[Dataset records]
....
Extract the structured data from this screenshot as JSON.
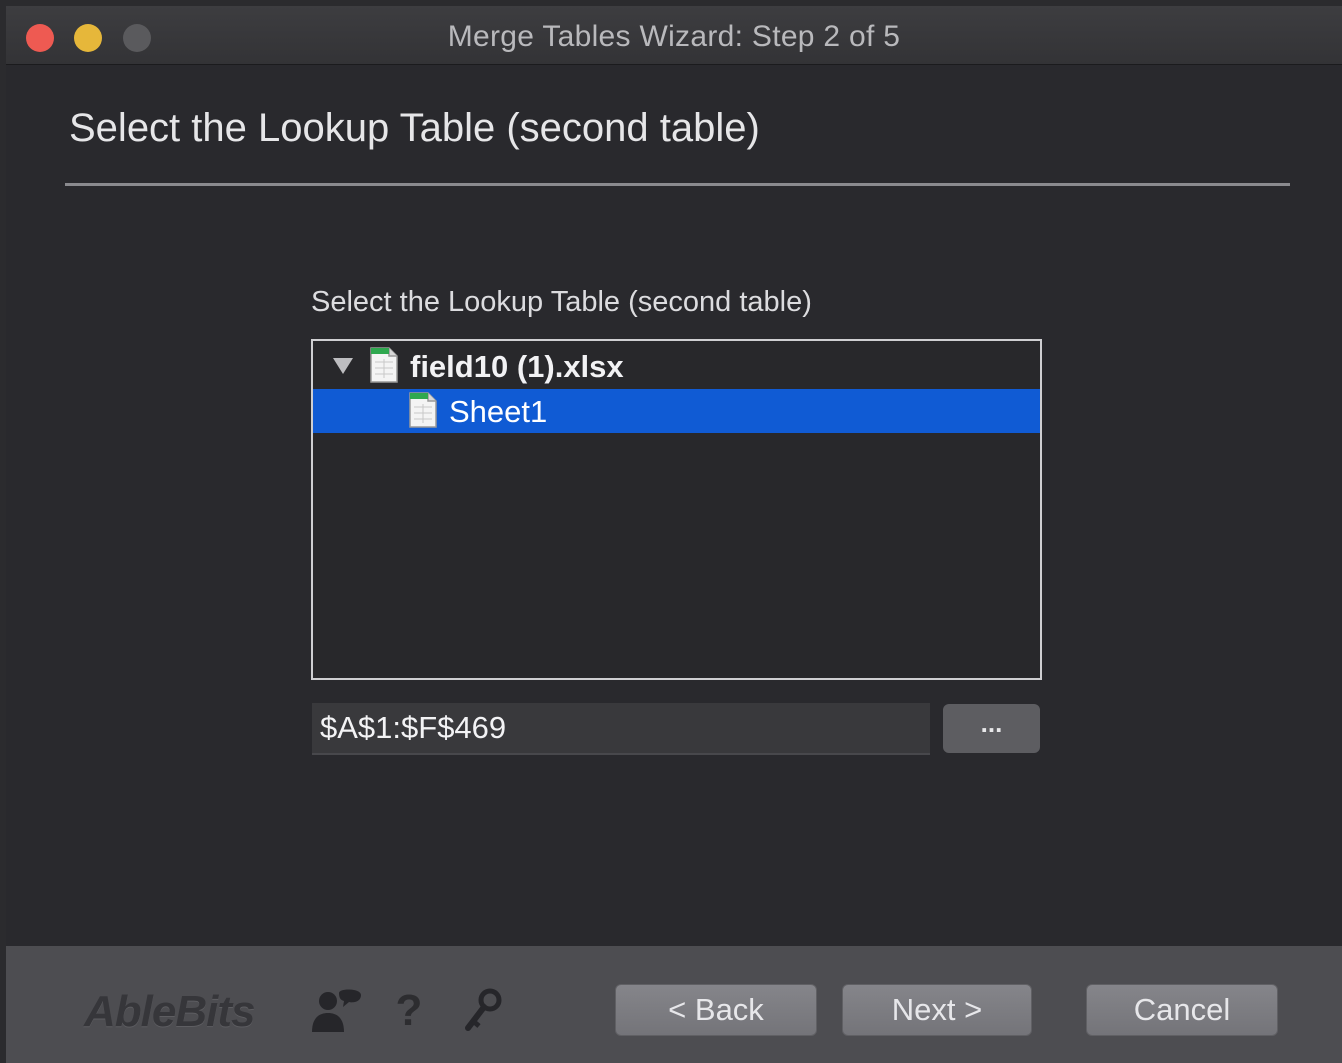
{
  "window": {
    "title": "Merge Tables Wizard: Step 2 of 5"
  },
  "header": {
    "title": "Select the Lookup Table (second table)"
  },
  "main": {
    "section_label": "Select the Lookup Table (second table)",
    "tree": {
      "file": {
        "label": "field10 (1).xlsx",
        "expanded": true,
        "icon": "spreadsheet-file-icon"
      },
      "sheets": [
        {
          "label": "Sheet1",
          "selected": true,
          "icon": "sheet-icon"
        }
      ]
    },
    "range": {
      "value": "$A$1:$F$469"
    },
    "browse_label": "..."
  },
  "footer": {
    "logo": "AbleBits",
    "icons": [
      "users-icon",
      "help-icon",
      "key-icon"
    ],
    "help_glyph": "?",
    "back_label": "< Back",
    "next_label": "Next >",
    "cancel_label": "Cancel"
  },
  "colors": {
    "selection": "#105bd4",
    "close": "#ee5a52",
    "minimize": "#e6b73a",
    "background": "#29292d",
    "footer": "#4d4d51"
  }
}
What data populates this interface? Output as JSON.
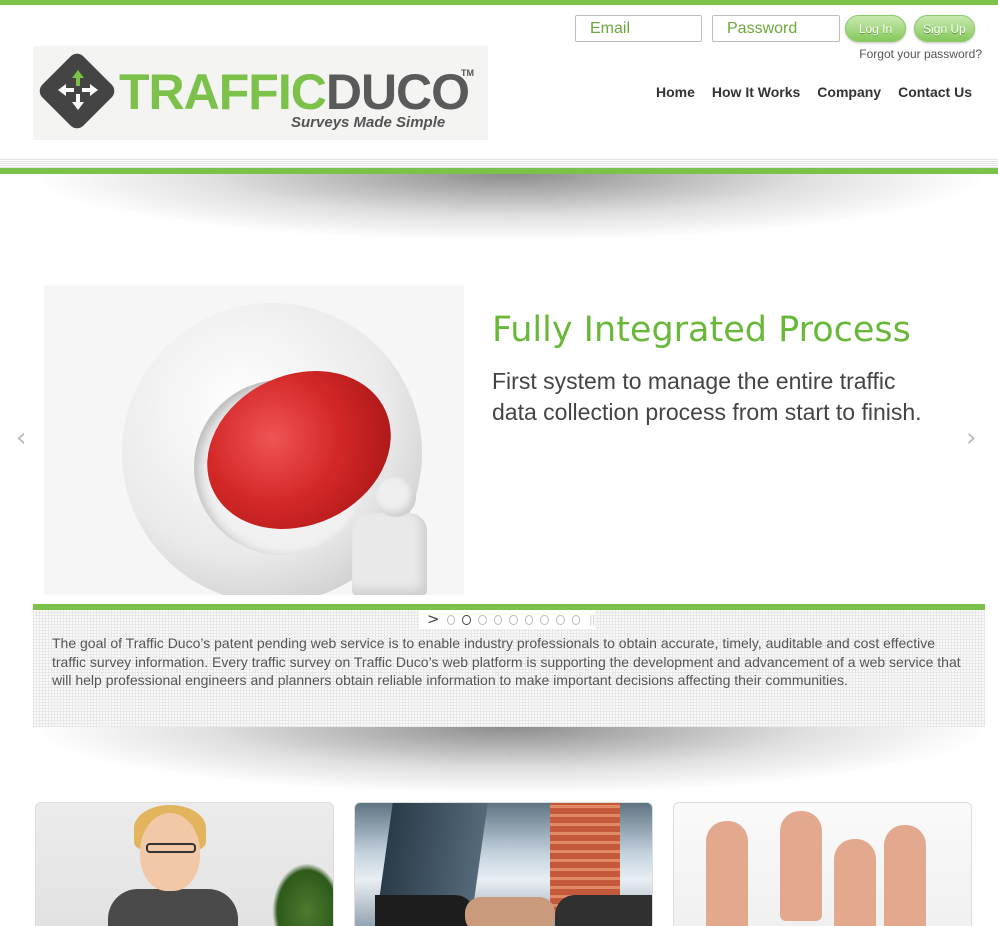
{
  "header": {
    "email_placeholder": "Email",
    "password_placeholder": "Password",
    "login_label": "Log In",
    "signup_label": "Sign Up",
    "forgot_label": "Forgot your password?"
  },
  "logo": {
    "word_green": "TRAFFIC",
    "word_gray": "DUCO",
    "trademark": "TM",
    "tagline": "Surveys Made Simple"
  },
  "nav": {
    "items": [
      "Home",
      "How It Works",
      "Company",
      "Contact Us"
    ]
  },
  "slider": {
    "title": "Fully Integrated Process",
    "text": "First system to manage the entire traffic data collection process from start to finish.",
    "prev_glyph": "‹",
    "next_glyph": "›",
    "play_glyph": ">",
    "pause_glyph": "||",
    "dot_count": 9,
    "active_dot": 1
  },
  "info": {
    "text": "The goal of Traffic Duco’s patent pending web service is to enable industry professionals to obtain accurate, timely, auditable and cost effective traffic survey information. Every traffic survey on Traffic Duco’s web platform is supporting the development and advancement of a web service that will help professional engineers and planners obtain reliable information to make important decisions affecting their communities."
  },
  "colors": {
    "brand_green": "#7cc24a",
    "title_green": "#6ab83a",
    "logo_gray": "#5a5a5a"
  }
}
....
INSTRUCTIONS TO FOLLOW ::
Scan the material above for the string "Lookup" and return the lines that hold it.

SOLUTION ::
    "title": "Select the Lookup Table (second table)"
    "section_label": "Select the Lookup Table (second table)",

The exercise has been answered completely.